Record excerpts
━━━━━━━━━━

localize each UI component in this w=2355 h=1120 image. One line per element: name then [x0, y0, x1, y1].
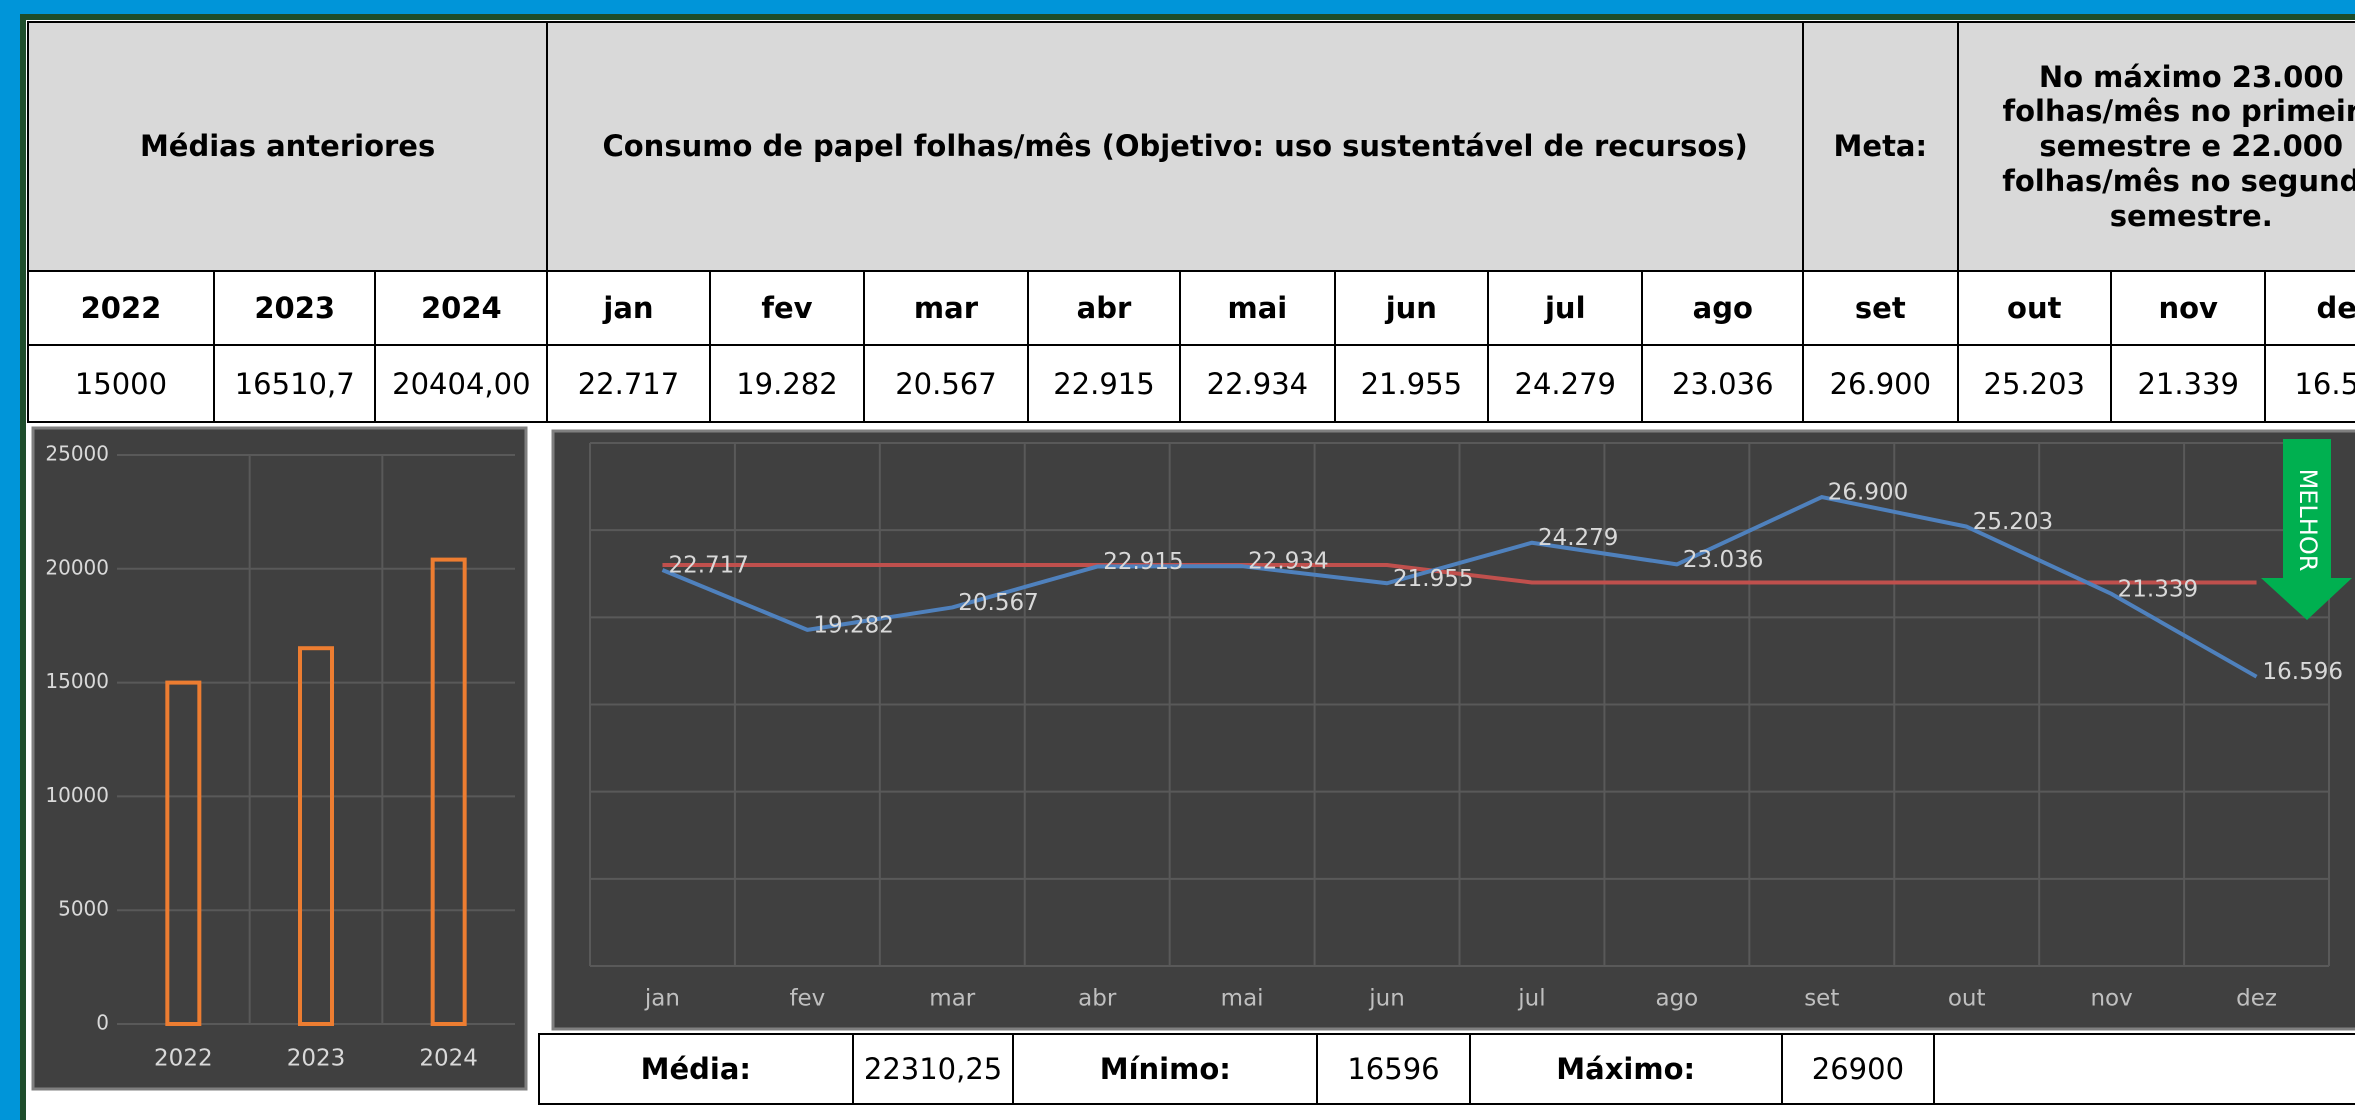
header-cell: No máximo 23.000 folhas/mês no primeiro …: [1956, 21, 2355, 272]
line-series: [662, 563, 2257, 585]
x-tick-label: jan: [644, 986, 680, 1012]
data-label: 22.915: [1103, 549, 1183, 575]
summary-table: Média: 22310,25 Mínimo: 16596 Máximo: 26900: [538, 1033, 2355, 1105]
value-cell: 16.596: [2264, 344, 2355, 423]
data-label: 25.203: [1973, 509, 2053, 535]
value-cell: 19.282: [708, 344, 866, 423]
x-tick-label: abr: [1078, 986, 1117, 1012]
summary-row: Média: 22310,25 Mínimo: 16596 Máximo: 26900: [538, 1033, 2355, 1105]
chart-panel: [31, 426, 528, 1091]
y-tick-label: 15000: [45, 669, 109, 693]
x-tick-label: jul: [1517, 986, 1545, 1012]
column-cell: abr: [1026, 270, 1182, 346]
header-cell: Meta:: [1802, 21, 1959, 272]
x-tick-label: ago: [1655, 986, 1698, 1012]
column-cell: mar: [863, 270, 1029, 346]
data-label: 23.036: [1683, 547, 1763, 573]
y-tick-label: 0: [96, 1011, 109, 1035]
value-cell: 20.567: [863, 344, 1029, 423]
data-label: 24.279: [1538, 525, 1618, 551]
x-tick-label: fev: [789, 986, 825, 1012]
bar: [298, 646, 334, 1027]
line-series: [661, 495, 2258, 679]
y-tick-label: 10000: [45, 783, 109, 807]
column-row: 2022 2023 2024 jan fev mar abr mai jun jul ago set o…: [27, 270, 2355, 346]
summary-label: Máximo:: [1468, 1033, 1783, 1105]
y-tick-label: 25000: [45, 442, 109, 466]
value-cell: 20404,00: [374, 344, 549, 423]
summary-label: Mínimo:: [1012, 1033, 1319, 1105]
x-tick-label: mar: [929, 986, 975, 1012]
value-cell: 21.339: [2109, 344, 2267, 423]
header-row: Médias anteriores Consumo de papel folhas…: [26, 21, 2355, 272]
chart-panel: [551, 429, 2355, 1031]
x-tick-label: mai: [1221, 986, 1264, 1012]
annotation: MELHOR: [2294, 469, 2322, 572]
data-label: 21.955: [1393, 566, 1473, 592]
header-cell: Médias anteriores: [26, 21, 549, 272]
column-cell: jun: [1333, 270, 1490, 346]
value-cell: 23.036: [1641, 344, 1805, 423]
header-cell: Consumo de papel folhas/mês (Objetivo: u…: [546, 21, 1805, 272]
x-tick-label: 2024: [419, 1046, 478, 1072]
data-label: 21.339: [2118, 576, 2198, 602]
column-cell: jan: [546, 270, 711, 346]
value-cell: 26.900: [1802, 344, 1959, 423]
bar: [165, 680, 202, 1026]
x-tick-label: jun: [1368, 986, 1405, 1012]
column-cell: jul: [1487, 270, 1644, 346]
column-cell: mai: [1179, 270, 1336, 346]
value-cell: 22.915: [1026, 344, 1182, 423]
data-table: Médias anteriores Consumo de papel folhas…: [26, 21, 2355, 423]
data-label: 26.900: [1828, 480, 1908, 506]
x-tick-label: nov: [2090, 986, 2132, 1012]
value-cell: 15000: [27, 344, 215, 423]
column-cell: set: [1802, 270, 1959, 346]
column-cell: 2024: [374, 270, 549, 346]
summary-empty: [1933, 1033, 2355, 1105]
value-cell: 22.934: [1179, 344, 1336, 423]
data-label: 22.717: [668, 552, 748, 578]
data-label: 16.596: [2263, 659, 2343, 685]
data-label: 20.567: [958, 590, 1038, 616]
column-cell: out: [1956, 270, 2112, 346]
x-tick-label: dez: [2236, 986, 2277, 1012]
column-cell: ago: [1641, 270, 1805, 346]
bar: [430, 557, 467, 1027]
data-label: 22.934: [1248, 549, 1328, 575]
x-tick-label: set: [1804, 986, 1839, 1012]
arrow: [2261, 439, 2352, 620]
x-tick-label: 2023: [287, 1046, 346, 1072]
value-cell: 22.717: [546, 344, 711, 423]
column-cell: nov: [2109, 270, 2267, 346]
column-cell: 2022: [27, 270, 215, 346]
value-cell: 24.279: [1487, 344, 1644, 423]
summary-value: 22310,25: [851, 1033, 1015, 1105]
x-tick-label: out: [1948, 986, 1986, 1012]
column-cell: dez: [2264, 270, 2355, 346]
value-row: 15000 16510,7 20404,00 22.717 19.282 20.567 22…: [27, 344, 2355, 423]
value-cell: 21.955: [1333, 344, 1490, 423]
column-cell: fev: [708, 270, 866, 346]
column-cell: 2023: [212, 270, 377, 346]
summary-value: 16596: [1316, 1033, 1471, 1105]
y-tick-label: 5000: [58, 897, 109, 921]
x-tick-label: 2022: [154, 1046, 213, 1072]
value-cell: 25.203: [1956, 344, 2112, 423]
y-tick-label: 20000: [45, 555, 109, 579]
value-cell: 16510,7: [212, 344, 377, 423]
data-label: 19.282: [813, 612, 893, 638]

━━━━━━━━━━

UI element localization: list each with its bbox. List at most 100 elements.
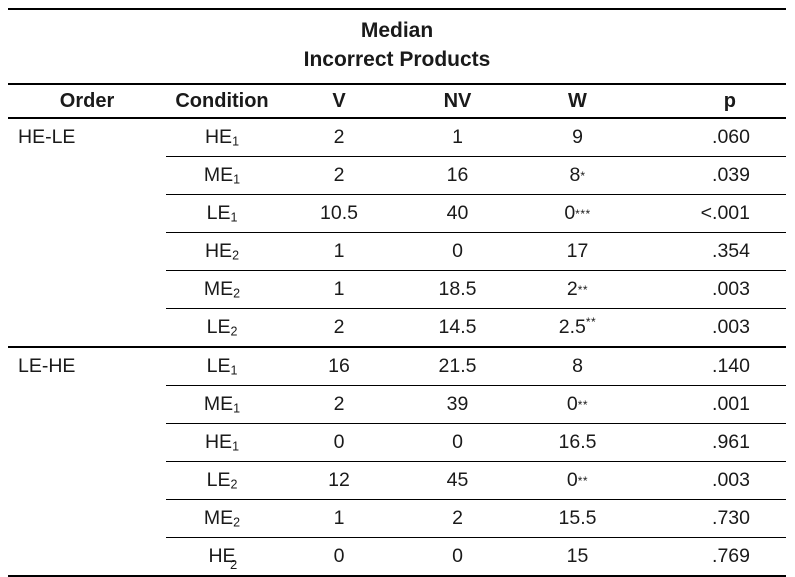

━━━━━━━━━━

The task
Return everything above from the line containing "localize each UI" down to the line containing "data-label: 22.915: [1103, 549, 1183, 575]", including both of those lines. Leave the pictures out.

Full answer
localize each UI component in this w=2355 h=1120 image. One line per element: name then [x0, y0, x1, y1].
header-cell: No máximo 23.000 folhas/mês no primeiro …: [1956, 21, 2355, 272]
line-series: [662, 563, 2257, 585]
x-tick-label: jan: [644, 986, 680, 1012]
data-label: 22.915: [1103, 549, 1183, 575]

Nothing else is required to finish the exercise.